GIVEN INFORMATION:

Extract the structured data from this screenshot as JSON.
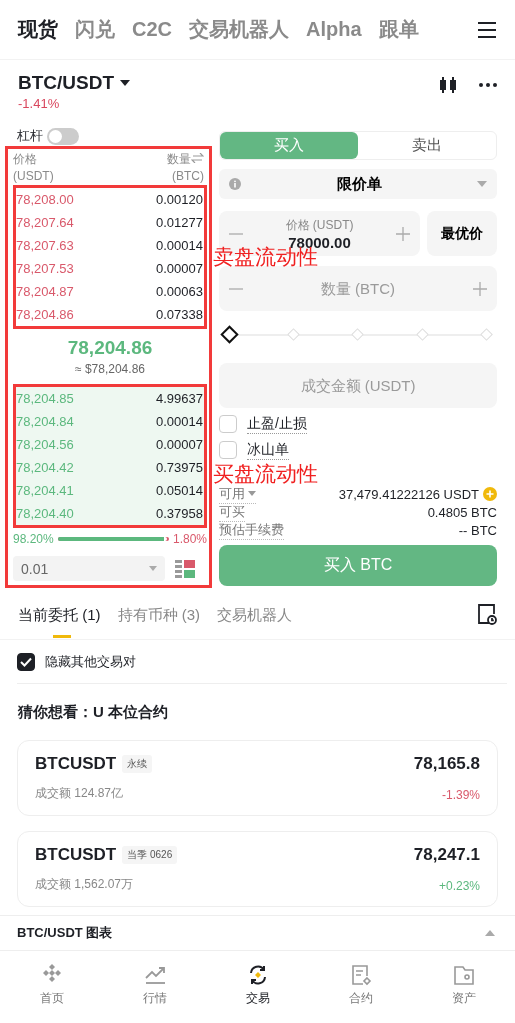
{
  "top_tabs": [
    {
      "label": "现货",
      "selected": true
    },
    {
      "label": "闪兑",
      "selected": false
    },
    {
      "label": "C2C",
      "selected": false
    },
    {
      "label": "交易机器人",
      "selected": false
    },
    {
      "label": "Alpha",
      "selected": false
    },
    {
      "label": "跟单",
      "selected": false
    }
  ],
  "pair": {
    "symbol": "BTC/USDT",
    "change": "-1.41%"
  },
  "leverage": {
    "label": "杠杆",
    "on": false
  },
  "order_book": {
    "highlighted": true,
    "price_header": "价格",
    "price_unit": "(USDT)",
    "qty_header": "数量",
    "qty_unit": "(BTC)",
    "asks": {
      "highlighted": true,
      "annotation": "卖盘流动性",
      "rows": [
        {
          "price": "78,208.00",
          "qty": "0.00120"
        },
        {
          "price": "78,207.64",
          "qty": "0.01277"
        },
        {
          "price": "78,207.63",
          "qty": "0.00014"
        },
        {
          "price": "78,207.53",
          "qty": "0.00007"
        },
        {
          "price": "78,204.87",
          "qty": "0.00063"
        },
        {
          "price": "78,204.86",
          "qty": "0.07338"
        }
      ]
    },
    "mid_price": "78,204.86",
    "mid_fiat": "≈ $78,204.86",
    "bids": {
      "highlighted": true,
      "annotation": "买盘流动性",
      "rows": [
        {
          "price": "78,204.85",
          "qty": "4.99637"
        },
        {
          "price": "78,204.84",
          "qty": "0.00014"
        },
        {
          "price": "78,204.56",
          "qty": "0.00007"
        },
        {
          "price": "78,204.42",
          "qty": "0.73975"
        },
        {
          "price": "78,204.41",
          "qty": "0.05014"
        },
        {
          "price": "78,204.40",
          "qty": "0.37958"
        }
      ]
    },
    "ratio": {
      "buy": "98.20%",
      "sell": "1.80%",
      "level": 0.982
    },
    "precision": "0.01"
  },
  "order_form": {
    "sides": [
      {
        "label": "买入",
        "selected": true
      },
      {
        "label": "卖出",
        "selected": false
      }
    ],
    "order_type": "限价单",
    "price": {
      "label": "价格 (USDT)",
      "value": "78000.00"
    },
    "best_price": "最优价",
    "quantity": {
      "placeholder": "数量 (BTC)"
    },
    "slider": {
      "level": 0
    },
    "total": {
      "placeholder": "成交金额 (USDT)"
    },
    "options": [
      {
        "label": "止盈/止损",
        "checked": false
      },
      {
        "label": "冰山单",
        "checked": false
      }
    ],
    "info": [
      {
        "kind": "available",
        "label": "可用",
        "value": "37,479.41222126 USDT"
      },
      {
        "kind": "plain",
        "label": "可买",
        "value": "0.4805 BTC"
      },
      {
        "kind": "plain",
        "label": "预估手续费",
        "value": "-- BTC"
      }
    ],
    "submit": "买入 BTC"
  },
  "bottom_tabs": [
    {
      "label": "当前委托 (1)",
      "selected": true
    },
    {
      "label": "持有币种 (3)",
      "selected": false
    },
    {
      "label": "交易机器人",
      "selected": false
    }
  ],
  "hide_others": {
    "label": "隐藏其他交易对",
    "checked": true
  },
  "suggest": {
    "title": "猜你想看：U 本位合约",
    "cards": [
      {
        "symbol": "BTCUSDT",
        "tag": "永续",
        "volume": "成交额 124.87亿",
        "price": "78,165.8",
        "change": "-1.39%",
        "color": "#d9596b"
      },
      {
        "symbol": "BTCUSDT",
        "tag": "当季 0626",
        "volume": "成交额 1,562.07万",
        "price": "78,247.1",
        "change": "+0.23%",
        "color": "#5cb87e"
      }
    ]
  },
  "chart_bar": {
    "title": "BTC/USDT 图表"
  },
  "nav": [
    {
      "kind": "home",
      "label": "首页",
      "selected": false
    },
    {
      "kind": "markets",
      "label": "行情",
      "selected": false
    },
    {
      "kind": "trade",
      "label": "交易",
      "selected": true
    },
    {
      "kind": "futures",
      "label": "合约",
      "selected": false
    },
    {
      "kind": "assets",
      "label": "资产",
      "selected": false
    }
  ]
}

TO DO: Pictures in the records above are not copied; print everything else exactly.

SOLUTION TO THIS EXERCISE:
Extract the structured data from this screenshot as JSON.
{
  "top_tabs": [
    {
      "label": "现货",
      "selected": true
    },
    {
      "label": "闪兑",
      "selected": false
    },
    {
      "label": "C2C",
      "selected": false
    },
    {
      "label": "交易机器人",
      "selected": false
    },
    {
      "label": "Alpha",
      "selected": false
    },
    {
      "label": "跟单",
      "selected": false
    }
  ],
  "pair": {
    "symbol": "BTC/USDT",
    "change": "-1.41%"
  },
  "leverage": {
    "label": "杠杆",
    "on": false
  },
  "order_book": {
    "highlighted": true,
    "price_header": "价格",
    "price_unit": "(USDT)",
    "qty_header": "数量",
    "qty_unit": "(BTC)",
    "asks": {
      "highlighted": true,
      "annotation": "卖盘流动性",
      "rows": [
        {
          "price": "78,208.00",
          "qty": "0.00120"
        },
        {
          "price": "78,207.64",
          "qty": "0.01277"
        },
        {
          "price": "78,207.63",
          "qty": "0.00014"
        },
        {
          "price": "78,207.53",
          "qty": "0.00007"
        },
        {
          "price": "78,204.87",
          "qty": "0.00063"
        },
        {
          "price": "78,204.86",
          "qty": "0.07338"
        }
      ]
    },
    "mid_price": "78,204.86",
    "mid_fiat": "≈ $78,204.86",
    "bids": {
      "highlighted": true,
      "annotation": "买盘流动性",
      "rows": [
        {
          "price": "78,204.85",
          "qty": "4.99637"
        },
        {
          "price": "78,204.84",
          "qty": "0.00014"
        },
        {
          "price": "78,204.56",
          "qty": "0.00007"
        },
        {
          "price": "78,204.42",
          "qty": "0.73975"
        },
        {
          "price": "78,204.41",
          "qty": "0.05014"
        },
        {
          "price": "78,204.40",
          "qty": "0.37958"
        }
      ]
    },
    "ratio": {
      "buy": "98.20%",
      "sell": "1.80%",
      "level": 0.982
    },
    "precision": "0.01"
  },
  "order_form": {
    "sides": [
      {
        "label": "买入",
        "selected": true
      },
      {
        "label": "卖出",
        "selected": false
      }
    ],
    "order_type": "限价单",
    "price": {
      "label": "价格 (USDT)",
      "value": "78000.00"
    },
    "best_price": "最优价",
    "quantity": {
      "placeholder": "数量 (BTC)"
    },
    "slider": {
      "level": 0
    },
    "total": {
      "placeholder": "成交金额 (USDT)"
    },
    "options": [
      {
        "label": "止盈/止损",
        "checked": false
      },
      {
        "label": "冰山单",
        "checked": false
      }
    ],
    "info": [
      {
        "kind": "available",
        "label": "可用",
        "value": "37,479.41222126 USDT"
      },
      {
        "kind": "plain",
        "label": "可买",
        "value": "0.4805 BTC"
      },
      {
        "kind": "plain",
        "label": "预估手续费",
        "value": "-- BTC"
      }
    ],
    "submit": "买入 BTC"
  },
  "bottom_tabs": [
    {
      "label": "当前委托 (1)",
      "selected": true
    },
    {
      "label": "持有币种 (3)",
      "selected": false
    },
    {
      "label": "交易机器人",
      "selected": false
    }
  ],
  "hide_others": {
    "label": "隐藏其他交易对",
    "checked": true
  },
  "suggest": {
    "title": "猜你想看：U 本位合约",
    "cards": [
      {
        "symbol": "BTCUSDT",
        "tag": "永续",
        "volume": "成交额 124.87亿",
        "price": "78,165.8",
        "change": "-1.39%",
        "color": "#d9596b"
      },
      {
        "symbol": "BTCUSDT",
        "tag": "当季 0626",
        "volume": "成交额 1,562.07万",
        "price": "78,247.1",
        "change": "+0.23%",
        "color": "#5cb87e"
      }
    ]
  },
  "chart_bar": {
    "title": "BTC/USDT 图表"
  },
  "nav": [
    {
      "kind": "home",
      "label": "首页",
      "selected": false
    },
    {
      "kind": "markets",
      "label": "行情",
      "selected": false
    },
    {
      "kind": "trade",
      "label": "交易",
      "selected": true
    },
    {
      "kind": "futures",
      "label": "合约",
      "selected": false
    },
    {
      "kind": "assets",
      "label": "资产",
      "selected": false
    }
  ]
}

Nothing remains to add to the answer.